▸ WRITTEN PROBLEM:
Spot every line with the word "Коэффициент" and return it.

▸ DATA FOR THIS EXERCISE:
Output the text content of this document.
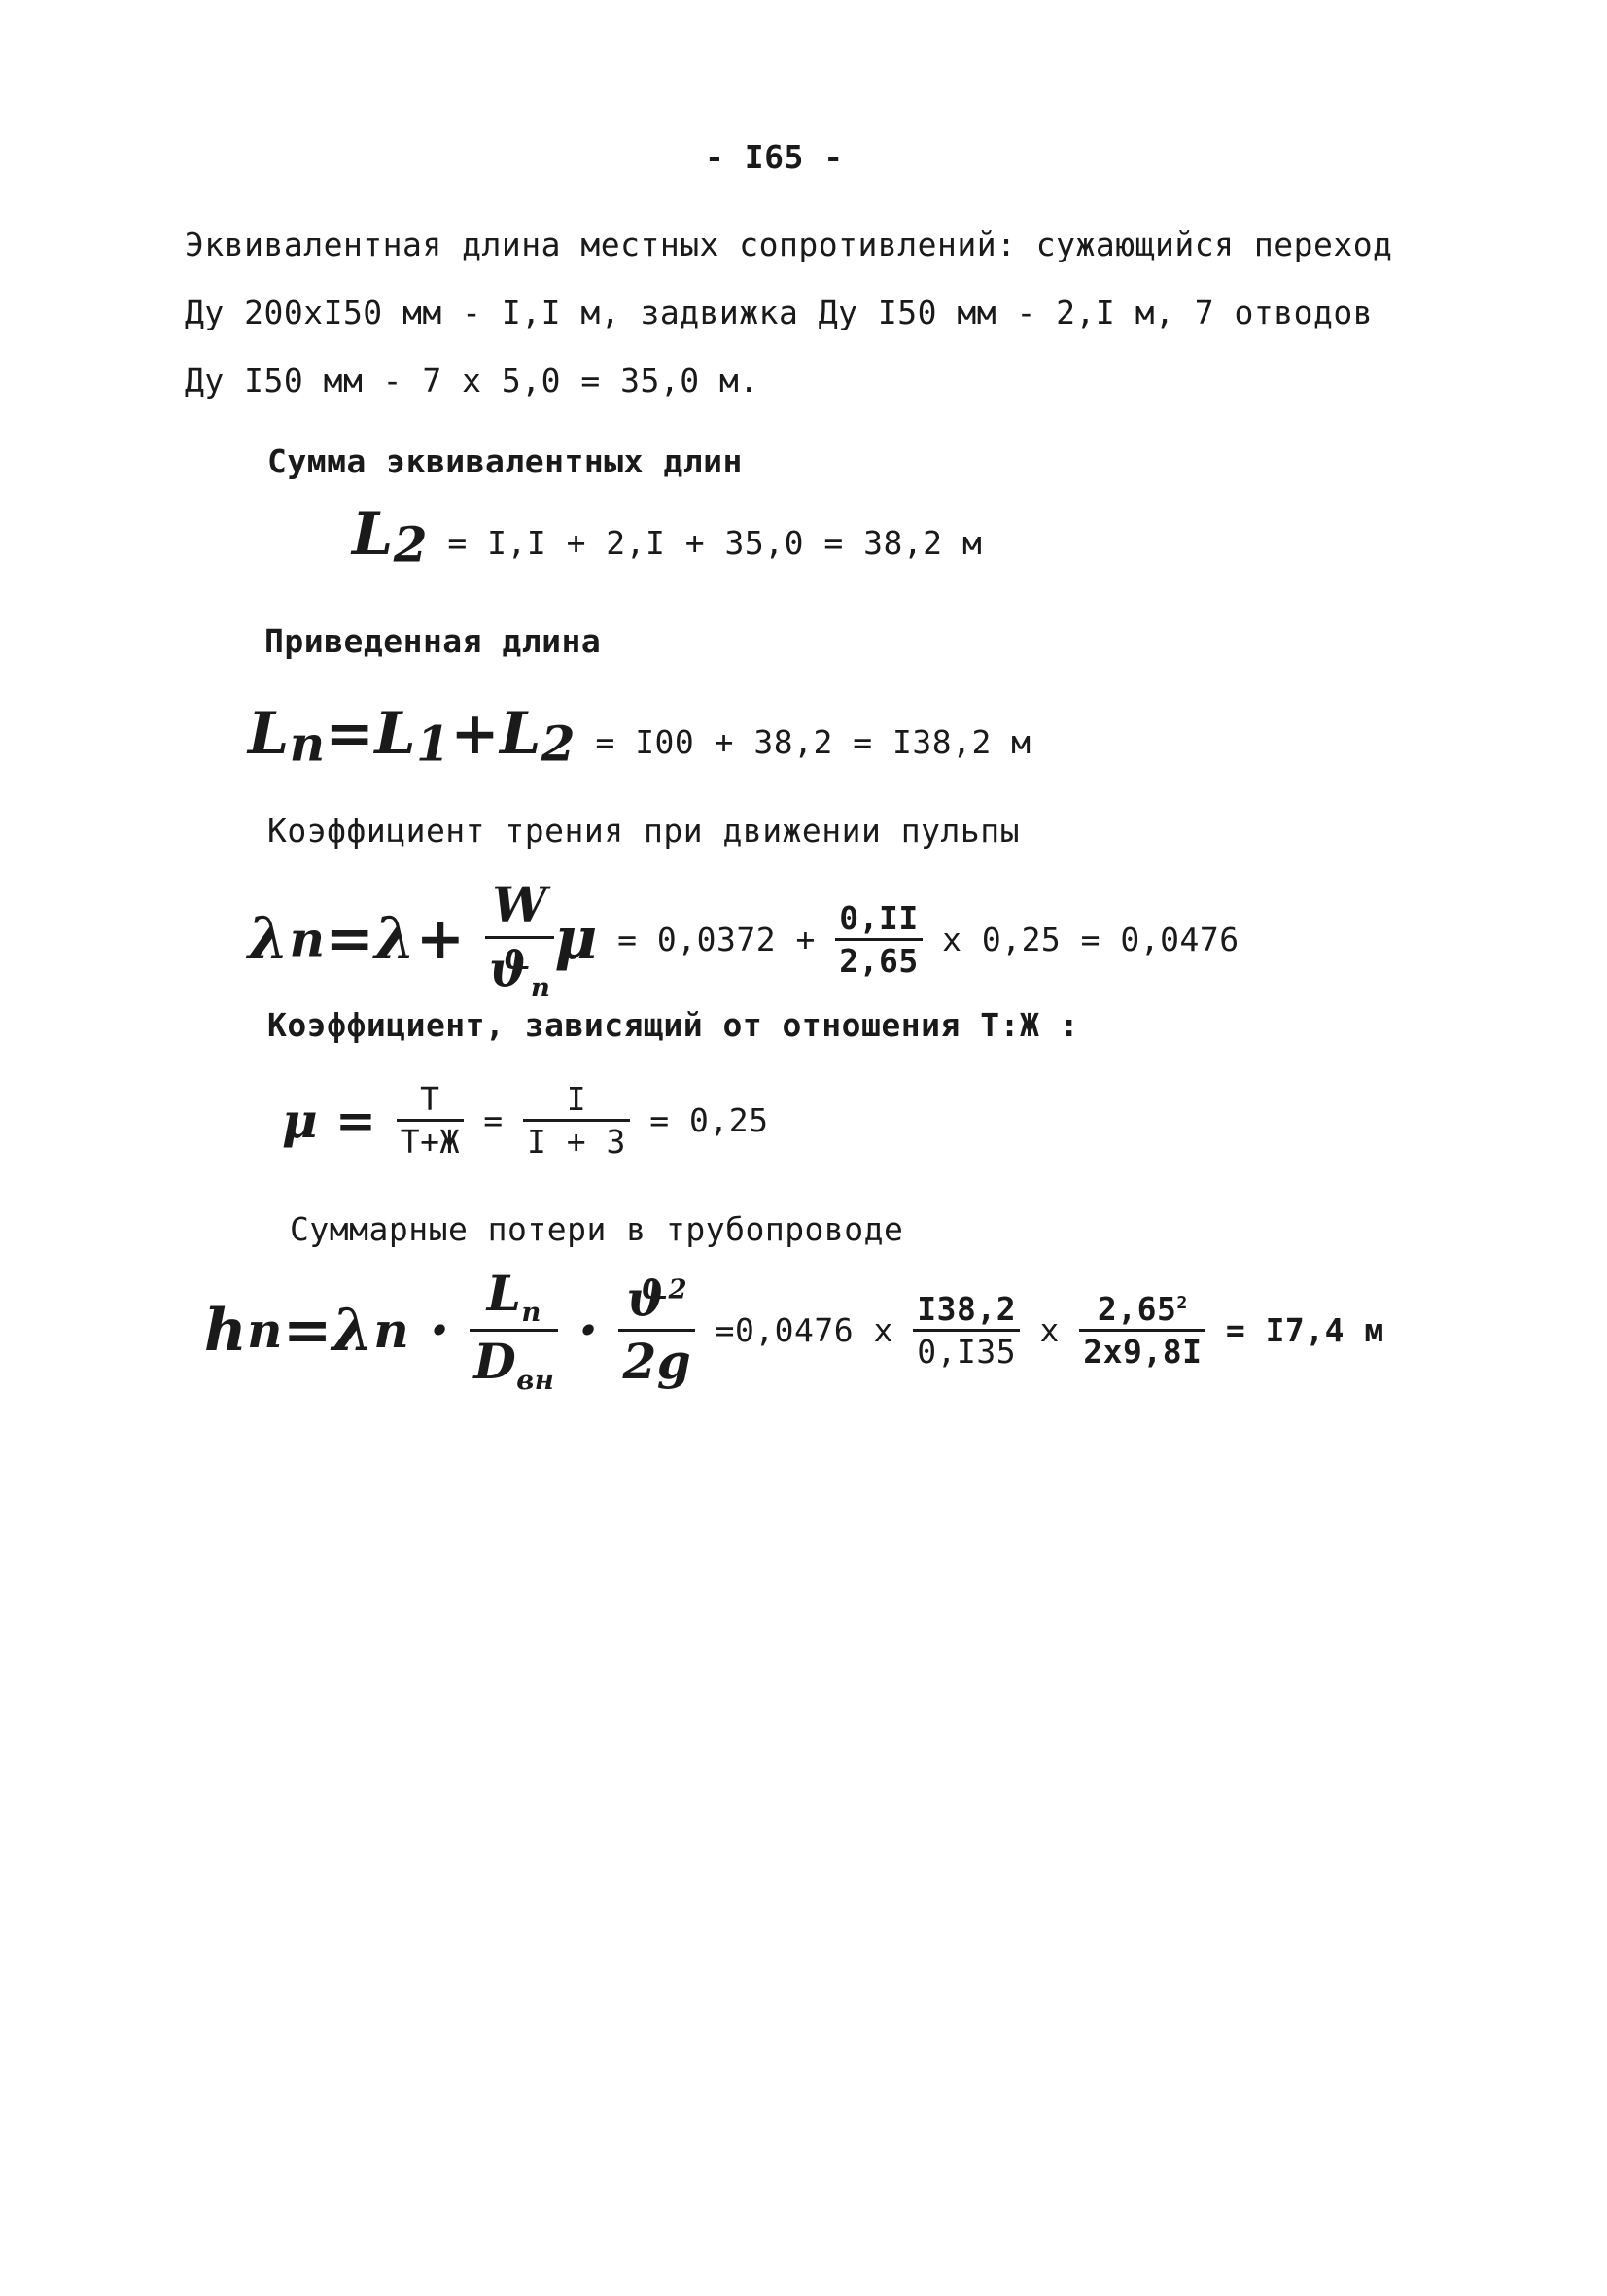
- I65 -
Эквивалентная длина местных сопротивлений: сужающийся переход
Ду 200хI50 мм - I,I м, задвижка Ду I50 мм - 2,I м, 7 отводов
Ду I50 мм - 7 х 5,0 = 35,0 м.
Сумма эквивалентных длин
$L_2 = I,I + 2,I + 35,0 = 38,2$ м
Приведенная длина
$L_n=L_1+L_2 = I00 + 38,2 = I38,2$ м
Коэффициент трения при движении пульпы
$\lambda_n=\lambda+ \frac{W}{ϑ_n}$ $\mu = 0,0372 + \frac{0,II}{2,65}$ х 0,25 = 0,0476
Коэффициент, зависящий от отношения Т:Ж :
$\mu = \frac{Т}{Т+Ж} = \frac{I}{I + 3} = 0,25$
Суммарные потери в трубопроводе
$h_n=\lambda_n \cdot \frac{L_п}{D_{вн}} \cdot \frac{ϑ^2}{2g} =0,0476$ х $\frac{I38,2}{0,I35}$ х $\frac{2,65^2}{2х9,8I} = I7,4$ м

▸ PROBLEM SOLUTION:
Коэффициент трения при движении пульпы
Коэффициент, зависящий от отношения Т:Ж :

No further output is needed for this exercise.